▸ AIM: Look at the entries below and reproduce them exactly.

--*--

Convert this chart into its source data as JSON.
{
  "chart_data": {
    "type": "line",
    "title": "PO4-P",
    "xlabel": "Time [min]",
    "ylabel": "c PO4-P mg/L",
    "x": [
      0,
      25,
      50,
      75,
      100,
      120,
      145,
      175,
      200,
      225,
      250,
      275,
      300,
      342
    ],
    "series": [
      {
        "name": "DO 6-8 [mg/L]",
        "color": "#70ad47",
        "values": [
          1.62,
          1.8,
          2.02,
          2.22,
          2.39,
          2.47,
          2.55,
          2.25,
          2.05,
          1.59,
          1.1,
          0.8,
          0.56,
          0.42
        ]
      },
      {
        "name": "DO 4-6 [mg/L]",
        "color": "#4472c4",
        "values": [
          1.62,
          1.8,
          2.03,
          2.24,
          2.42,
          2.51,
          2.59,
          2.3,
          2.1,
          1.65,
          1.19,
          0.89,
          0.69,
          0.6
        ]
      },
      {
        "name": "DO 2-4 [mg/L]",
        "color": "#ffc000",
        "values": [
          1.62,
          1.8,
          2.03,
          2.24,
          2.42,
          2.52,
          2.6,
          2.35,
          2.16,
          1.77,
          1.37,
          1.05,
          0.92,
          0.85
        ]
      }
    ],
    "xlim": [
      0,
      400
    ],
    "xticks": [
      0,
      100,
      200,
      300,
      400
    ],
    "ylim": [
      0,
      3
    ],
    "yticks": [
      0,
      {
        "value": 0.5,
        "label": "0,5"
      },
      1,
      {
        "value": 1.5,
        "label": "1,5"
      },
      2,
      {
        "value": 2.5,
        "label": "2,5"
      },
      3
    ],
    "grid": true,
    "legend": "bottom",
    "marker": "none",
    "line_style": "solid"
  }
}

--*--

▸ THE COMPLETED TASK:
Convert this chart into its source data as JSON.
{
  "chart_data": {
    "type": "line",
    "title": "PO4-P",
    "xlabel": "Time [min]",
    "ylabel": "c PO4-P mg/L",
    "x": [
      0,
      25,
      50,
      75,
      100,
      120,
      145,
      175,
      200,
      225,
      250,
      275,
      300,
      342
    ],
    "series": [
      {
        "name": "DO 6-8 [mg/L]",
        "color": "#70ad47",
        "values": [
          1.62,
          1.8,
          2.02,
          2.22,
          2.39,
          2.47,
          2.55,
          2.25,
          2.05,
          1.59,
          1.1,
          0.8,
          0.56,
          0.42
        ]
      },
      {
        "name": "DO 4-6 [mg/L]",
        "color": "#4472c4",
        "values": [
          1.62,
          1.8,
          2.03,
          2.24,
          2.42,
          2.51,
          2.59,
          2.3,
          2.1,
          1.65,
          1.19,
          0.89,
          0.69,
          0.6
        ]
      },
      {
        "name": "DO 2-4 [mg/L]",
        "color": "#ffc000",
        "values": [
          1.62,
          1.8,
          2.03,
          2.24,
          2.42,
          2.52,
          2.6,
          2.35,
          2.16,
          1.77,
          1.37,
          1.05,
          0.92,
          0.85
        ]
      }
    ],
    "xlim": [
      0,
      400
    ],
    "xticks": [
      0,
      100,
      200,
      300,
      400
    ],
    "ylim": [
      0,
      3
    ],
    "yticks": [
      0,
      {
        "value": 0.5,
        "label": "0,5"
      },
      1,
      {
        "value": 1.5,
        "label": "1,5"
      },
      2,
      {
        "value": 2.5,
        "label": "2,5"
      },
      3
    ],
    "grid": true,
    "legend": "bottom",
    "marker": "none",
    "line_style": "solid"
  }
}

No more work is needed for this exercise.